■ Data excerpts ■
^^^^^^^^^^^^^^^^

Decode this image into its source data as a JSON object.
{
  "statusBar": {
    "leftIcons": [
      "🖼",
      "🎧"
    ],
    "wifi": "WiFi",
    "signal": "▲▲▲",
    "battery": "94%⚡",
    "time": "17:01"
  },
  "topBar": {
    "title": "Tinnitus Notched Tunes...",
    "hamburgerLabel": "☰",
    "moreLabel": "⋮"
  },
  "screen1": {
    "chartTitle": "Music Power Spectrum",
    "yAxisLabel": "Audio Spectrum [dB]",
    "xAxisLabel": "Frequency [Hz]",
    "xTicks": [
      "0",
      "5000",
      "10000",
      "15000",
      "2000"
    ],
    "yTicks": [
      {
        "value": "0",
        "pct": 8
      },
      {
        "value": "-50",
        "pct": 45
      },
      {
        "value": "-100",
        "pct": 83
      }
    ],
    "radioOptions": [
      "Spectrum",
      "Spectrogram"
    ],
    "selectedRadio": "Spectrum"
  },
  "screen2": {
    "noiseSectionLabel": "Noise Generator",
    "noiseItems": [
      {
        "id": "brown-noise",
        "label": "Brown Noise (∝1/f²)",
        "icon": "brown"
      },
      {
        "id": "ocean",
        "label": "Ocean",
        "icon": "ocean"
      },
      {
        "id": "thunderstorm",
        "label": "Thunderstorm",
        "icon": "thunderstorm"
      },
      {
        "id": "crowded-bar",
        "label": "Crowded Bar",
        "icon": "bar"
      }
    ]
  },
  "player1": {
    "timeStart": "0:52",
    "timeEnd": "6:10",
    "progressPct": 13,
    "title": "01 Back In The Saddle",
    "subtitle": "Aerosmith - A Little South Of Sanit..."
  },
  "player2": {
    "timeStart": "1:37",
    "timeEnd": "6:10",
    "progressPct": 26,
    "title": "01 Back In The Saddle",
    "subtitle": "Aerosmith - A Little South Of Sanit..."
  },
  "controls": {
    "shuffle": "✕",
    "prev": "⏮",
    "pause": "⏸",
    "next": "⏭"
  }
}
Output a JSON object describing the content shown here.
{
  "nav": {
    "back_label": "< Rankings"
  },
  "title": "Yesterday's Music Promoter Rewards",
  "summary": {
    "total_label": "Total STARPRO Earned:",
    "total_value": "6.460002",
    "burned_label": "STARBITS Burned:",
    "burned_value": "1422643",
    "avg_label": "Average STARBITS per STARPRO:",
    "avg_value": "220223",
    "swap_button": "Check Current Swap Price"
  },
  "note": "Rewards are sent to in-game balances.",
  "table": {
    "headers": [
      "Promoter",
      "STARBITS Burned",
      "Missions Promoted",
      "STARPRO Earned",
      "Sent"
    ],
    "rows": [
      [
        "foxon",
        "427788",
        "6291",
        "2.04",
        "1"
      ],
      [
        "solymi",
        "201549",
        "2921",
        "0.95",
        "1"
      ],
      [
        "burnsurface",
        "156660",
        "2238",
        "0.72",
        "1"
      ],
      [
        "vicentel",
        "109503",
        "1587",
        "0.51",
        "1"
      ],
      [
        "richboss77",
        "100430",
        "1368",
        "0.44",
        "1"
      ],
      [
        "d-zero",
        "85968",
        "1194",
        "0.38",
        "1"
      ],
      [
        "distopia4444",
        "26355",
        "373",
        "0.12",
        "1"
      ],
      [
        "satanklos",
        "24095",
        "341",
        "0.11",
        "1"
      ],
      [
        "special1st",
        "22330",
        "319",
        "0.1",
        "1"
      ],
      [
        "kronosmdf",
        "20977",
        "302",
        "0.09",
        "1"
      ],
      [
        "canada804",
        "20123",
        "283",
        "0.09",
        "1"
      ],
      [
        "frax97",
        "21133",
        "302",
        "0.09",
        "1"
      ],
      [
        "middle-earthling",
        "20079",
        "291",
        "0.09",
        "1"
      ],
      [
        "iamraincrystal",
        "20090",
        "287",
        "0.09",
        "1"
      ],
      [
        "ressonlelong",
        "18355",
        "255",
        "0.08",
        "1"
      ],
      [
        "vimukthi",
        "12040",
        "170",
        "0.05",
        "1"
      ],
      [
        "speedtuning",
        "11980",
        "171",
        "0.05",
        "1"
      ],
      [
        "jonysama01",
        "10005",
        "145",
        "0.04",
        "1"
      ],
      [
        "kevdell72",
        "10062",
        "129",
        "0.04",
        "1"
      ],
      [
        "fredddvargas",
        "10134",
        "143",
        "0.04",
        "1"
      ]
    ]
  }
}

^^^^^^^^^^^^^^^^

■ WORK TO DO ■
Using the data above, print every record exactly as shown.

■ RESULT ■
Decode this image into its source data as a JSON object.
{
  "statusBar": {
    "leftIcons": [
      "🖼",
      "🎧"
    ],
    "wifi": "WiFi",
    "signal": "▲▲▲",
    "battery": "94%⚡",
    "time": "17:01"
  },
  "topBar": {
    "title": "Tinnitus Notched Tunes...",
    "hamburgerLabel": "☰",
    "moreLabel": "⋮"
  },
  "screen1": {
    "chartTitle": "Music Power Spectrum",
    "yAxisLabel": "Audio Spectrum [dB]",
    "xAxisLabel": "Frequency [Hz]",
    "xTicks": [
      "0",
      "5000",
      "10000",
      "15000",
      "2000"
    ],
    "yTicks": [
      {
        "value": "0",
        "pct": 8
      },
      {
        "value": "-50",
        "pct": 45
      },
      {
        "value": "-100",
        "pct": 83
      }
    ],
    "radioOptions": [
      "Spectrum",
      "Spectrogram"
    ],
    "selectedRadio": "Spectrum"
  },
  "screen2": {
    "noiseSectionLabel": "Noise Generator",
    "noiseItems": [
      {
        "id": "brown-noise",
        "label": "Brown Noise (∝1/f²)",
        "icon": "brown"
      },
      {
        "id": "ocean",
        "label": "Ocean",
        "icon": "ocean"
      },
      {
        "id": "thunderstorm",
        "label": "Thunderstorm",
        "icon": "thunderstorm"
      },
      {
        "id": "crowded-bar",
        "label": "Crowded Bar",
        "icon": "bar"
      }
    ]
  },
  "player1": {
    "timeStart": "0:52",
    "timeEnd": "6:10",
    "progressPct": 13,
    "title": "01 Back In The Saddle",
    "subtitle": "Aerosmith - A Little South Of Sanit..."
  },
  "player2": {
    "timeStart": "1:37",
    "timeEnd": "6:10",
    "progressPct": 26,
    "title": "01 Back In The Saddle",
    "subtitle": "Aerosmith - A Little South Of Sanit..."
  },
  "controls": {
    "shuffle": "✕",
    "prev": "⏮",
    "pause": "⏸",
    "next": "⏭"
  }
}
Output a JSON object describing the content shown here.
{
  "nav": {
    "back_label": "< Rankings"
  },
  "title": "Yesterday's Music Promoter Rewards",
  "summary": {
    "total_label": "Total STARPRO Earned:",
    "total_value": "6.460002",
    "burned_label": "STARBITS Burned:",
    "burned_value": "1422643",
    "avg_label": "Average STARBITS per STARPRO:",
    "avg_value": "220223",
    "swap_button": "Check Current Swap Price"
  },
  "note": "Rewards are sent to in-game balances.",
  "table": {
    "headers": [
      "Promoter",
      "STARBITS Burned",
      "Missions Promoted",
      "STARPRO Earned",
      "Sent"
    ],
    "rows": [
      [
        "foxon",
        "427788",
        "6291",
        "2.04",
        "1"
      ],
      [
        "solymi",
        "201549",
        "2921",
        "0.95",
        "1"
      ],
      [
        "burnsurface",
        "156660",
        "2238",
        "0.72",
        "1"
      ],
      [
        "vicentel",
        "109503",
        "1587",
        "0.51",
        "1"
      ],
      [
        "richboss77",
        "100430",
        "1368",
        "0.44",
        "1"
      ],
      [
        "d-zero",
        "85968",
        "1194",
        "0.38",
        "1"
      ],
      [
        "distopia4444",
        "26355",
        "373",
        "0.12",
        "1"
      ],
      [
        "satanklos",
        "24095",
        "341",
        "0.11",
        "1"
      ],
      [
        "special1st",
        "22330",
        "319",
        "0.1",
        "1"
      ],
      [
        "kronosmdf",
        "20977",
        "302",
        "0.09",
        "1"
      ],
      [
        "canada804",
        "20123",
        "283",
        "0.09",
        "1"
      ],
      [
        "frax97",
        "21133",
        "302",
        "0.09",
        "1"
      ],
      [
        "middle-earthling",
        "20079",
        "291",
        "0.09",
        "1"
      ],
      [
        "iamraincrystal",
        "20090",
        "287",
        "0.09",
        "1"
      ],
      [
        "ressonlelong",
        "18355",
        "255",
        "0.08",
        "1"
      ],
      [
        "vimukthi",
        "12040",
        "170",
        "0.05",
        "1"
      ],
      [
        "speedtuning",
        "11980",
        "171",
        "0.05",
        "1"
      ],
      [
        "jonysama01",
        "10005",
        "145",
        "0.04",
        "1"
      ],
      [
        "kevdell72",
        "10062",
        "129",
        "0.04",
        "1"
      ],
      [
        "fredddvargas",
        "10134",
        "143",
        "0.04",
        "1"
      ]
    ]
  }
}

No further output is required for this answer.